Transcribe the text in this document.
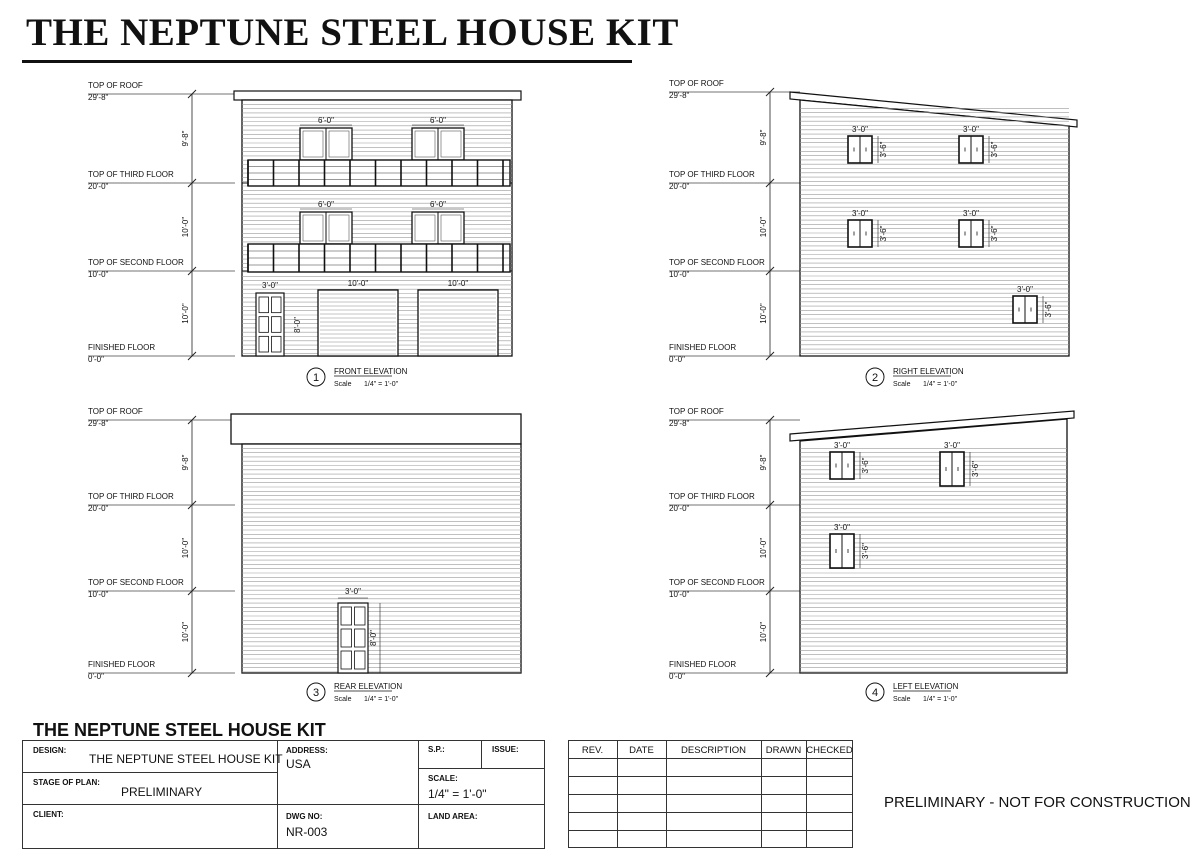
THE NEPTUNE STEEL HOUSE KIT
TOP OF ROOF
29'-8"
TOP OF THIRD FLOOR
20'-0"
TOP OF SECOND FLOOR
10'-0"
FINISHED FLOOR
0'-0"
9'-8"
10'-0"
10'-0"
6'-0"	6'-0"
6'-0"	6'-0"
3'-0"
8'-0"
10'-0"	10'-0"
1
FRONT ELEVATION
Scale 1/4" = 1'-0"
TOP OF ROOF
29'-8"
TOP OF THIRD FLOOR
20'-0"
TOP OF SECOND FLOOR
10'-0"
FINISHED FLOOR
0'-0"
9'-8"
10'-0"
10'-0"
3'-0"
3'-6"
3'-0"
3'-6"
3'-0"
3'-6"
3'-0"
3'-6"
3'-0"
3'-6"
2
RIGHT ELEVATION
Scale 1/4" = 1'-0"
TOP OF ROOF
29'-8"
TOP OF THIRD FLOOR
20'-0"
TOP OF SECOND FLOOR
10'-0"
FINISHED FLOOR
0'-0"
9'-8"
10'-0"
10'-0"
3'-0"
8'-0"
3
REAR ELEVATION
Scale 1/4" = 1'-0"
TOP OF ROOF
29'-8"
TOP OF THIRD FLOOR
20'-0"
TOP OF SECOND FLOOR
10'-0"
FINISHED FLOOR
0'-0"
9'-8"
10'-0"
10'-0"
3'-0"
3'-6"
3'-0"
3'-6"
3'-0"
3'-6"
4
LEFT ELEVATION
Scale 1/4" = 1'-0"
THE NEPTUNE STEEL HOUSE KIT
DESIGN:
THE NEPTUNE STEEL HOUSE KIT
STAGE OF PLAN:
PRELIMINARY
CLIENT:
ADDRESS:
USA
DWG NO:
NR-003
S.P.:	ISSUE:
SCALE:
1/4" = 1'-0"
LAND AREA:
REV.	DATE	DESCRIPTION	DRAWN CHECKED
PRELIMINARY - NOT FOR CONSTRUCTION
..............................
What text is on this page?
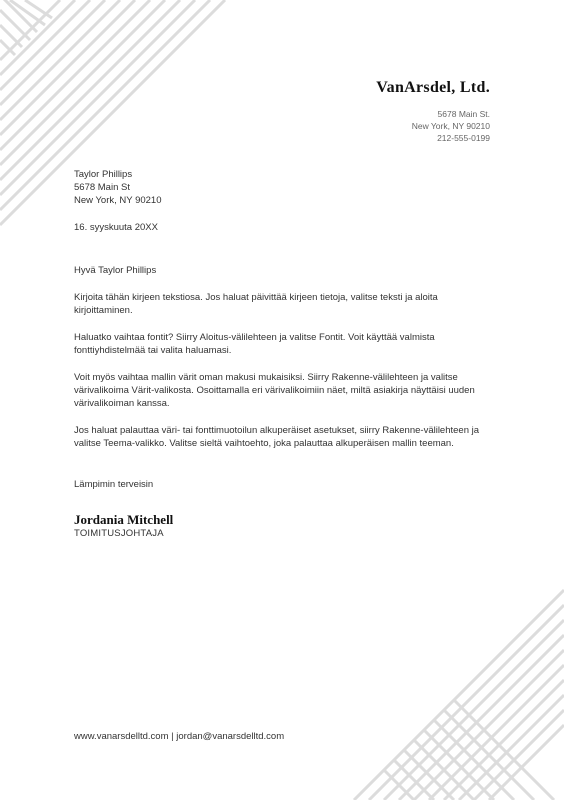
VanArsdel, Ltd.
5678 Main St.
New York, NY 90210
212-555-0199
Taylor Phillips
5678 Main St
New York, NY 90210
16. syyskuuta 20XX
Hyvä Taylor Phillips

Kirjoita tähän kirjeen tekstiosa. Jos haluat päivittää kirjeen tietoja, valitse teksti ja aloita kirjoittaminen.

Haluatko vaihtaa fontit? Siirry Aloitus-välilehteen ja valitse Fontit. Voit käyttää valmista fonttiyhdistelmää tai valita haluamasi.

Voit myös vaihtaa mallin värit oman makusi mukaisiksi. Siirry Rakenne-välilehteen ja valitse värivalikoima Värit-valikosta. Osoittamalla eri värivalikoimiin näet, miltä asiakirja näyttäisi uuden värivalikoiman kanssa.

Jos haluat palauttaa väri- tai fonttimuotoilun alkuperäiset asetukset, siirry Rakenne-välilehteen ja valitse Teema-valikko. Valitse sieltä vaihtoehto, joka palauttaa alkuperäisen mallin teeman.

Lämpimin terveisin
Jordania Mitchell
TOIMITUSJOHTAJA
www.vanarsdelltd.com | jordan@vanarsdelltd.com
..............................
Aim of the exercise =>
Read the entries and pick out all lines that include the word "text".

Completed exercise =>
Transcribe the text in this document.
What text is on this page?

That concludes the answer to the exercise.